··· EXTRACTED DATA ···

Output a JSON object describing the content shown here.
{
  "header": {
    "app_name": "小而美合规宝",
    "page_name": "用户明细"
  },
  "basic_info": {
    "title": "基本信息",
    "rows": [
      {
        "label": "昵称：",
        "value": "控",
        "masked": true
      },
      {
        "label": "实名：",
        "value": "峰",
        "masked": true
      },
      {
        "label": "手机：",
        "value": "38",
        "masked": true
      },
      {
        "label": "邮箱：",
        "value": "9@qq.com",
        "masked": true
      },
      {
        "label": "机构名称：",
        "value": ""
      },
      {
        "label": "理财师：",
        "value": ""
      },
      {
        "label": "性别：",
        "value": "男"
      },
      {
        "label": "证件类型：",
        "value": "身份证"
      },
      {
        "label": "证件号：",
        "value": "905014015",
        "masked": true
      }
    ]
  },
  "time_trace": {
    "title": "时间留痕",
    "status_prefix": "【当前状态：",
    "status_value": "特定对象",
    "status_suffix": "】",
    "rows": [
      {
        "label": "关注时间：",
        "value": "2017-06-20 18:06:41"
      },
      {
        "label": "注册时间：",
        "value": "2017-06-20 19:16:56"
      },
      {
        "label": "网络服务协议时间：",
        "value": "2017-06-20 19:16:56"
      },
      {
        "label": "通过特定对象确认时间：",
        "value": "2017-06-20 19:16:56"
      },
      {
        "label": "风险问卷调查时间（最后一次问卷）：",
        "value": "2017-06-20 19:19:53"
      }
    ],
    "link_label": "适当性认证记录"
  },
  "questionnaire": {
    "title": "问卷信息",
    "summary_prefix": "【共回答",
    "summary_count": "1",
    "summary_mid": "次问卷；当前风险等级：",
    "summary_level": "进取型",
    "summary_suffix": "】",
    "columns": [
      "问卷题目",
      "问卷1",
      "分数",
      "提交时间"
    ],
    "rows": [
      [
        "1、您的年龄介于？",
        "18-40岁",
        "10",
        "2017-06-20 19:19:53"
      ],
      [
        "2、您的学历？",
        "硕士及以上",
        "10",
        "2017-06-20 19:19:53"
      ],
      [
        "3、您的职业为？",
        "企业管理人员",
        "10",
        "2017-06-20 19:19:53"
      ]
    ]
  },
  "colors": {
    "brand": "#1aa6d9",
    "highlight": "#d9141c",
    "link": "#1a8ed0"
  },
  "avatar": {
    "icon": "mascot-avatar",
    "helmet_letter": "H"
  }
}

···

Copy out the full material exactly as it appears.

EXERCISE RESULT:
Output a JSON object describing the content shown here.
{
  "header": {
    "app_name": "小而美合规宝",
    "page_name": "用户明细"
  },
  "basic_info": {
    "title": "基本信息",
    "rows": [
      {
        "label": "昵称：",
        "value": "控",
        "masked": true
      },
      {
        "label": "实名：",
        "value": "峰",
        "masked": true
      },
      {
        "label": "手机：",
        "value": "38",
        "masked": true
      },
      {
        "label": "邮箱：",
        "value": "9@qq.com",
        "masked": true
      },
      {
        "label": "机构名称：",
        "value": ""
      },
      {
        "label": "理财师：",
        "value": ""
      },
      {
        "label": "性别：",
        "value": "男"
      },
      {
        "label": "证件类型：",
        "value": "身份证"
      },
      {
        "label": "证件号：",
        "value": "905014015",
        "masked": true
      }
    ]
  },
  "time_trace": {
    "title": "时间留痕",
    "status_prefix": "【当前状态：",
    "status_value": "特定对象",
    "status_suffix": "】",
    "rows": [
      {
        "label": "关注时间：",
        "value": "2017-06-20 18:06:41"
      },
      {
        "label": "注册时间：",
        "value": "2017-06-20 19:16:56"
      },
      {
        "label": "网络服务协议时间：",
        "value": "2017-06-20 19:16:56"
      },
      {
        "label": "通过特定对象确认时间：",
        "value": "2017-06-20 19:16:56"
      },
      {
        "label": "风险问卷调查时间（最后一次问卷）：",
        "value": "2017-06-20 19:19:53"
      }
    ],
    "link_label": "适当性认证记录"
  },
  "questionnaire": {
    "title": "问卷信息",
    "summary_prefix": "【共回答",
    "summary_count": "1",
    "summary_mid": "次问卷；当前风险等级：",
    "summary_level": "进取型",
    "summary_suffix": "】",
    "columns": [
      "问卷题目",
      "问卷1",
      "分数",
      "提交时间"
    ],
    "rows": [
      [
        "1、您的年龄介于？",
        "18-40岁",
        "10",
        "2017-06-20 19:19:53"
      ],
      [
        "2、您的学历？",
        "硕士及以上",
        "10",
        "2017-06-20 19:19:53"
      ],
      [
        "3、您的职业为？",
        "企业管理人员",
        "10",
        "2017-06-20 19:19:53"
      ]
    ]
  },
  "colors": {
    "brand": "#1aa6d9",
    "highlight": "#d9141c",
    "link": "#1a8ed0"
  },
  "avatar": {
    "icon": "mascot-avatar",
    "helmet_letter": "H"
  }
}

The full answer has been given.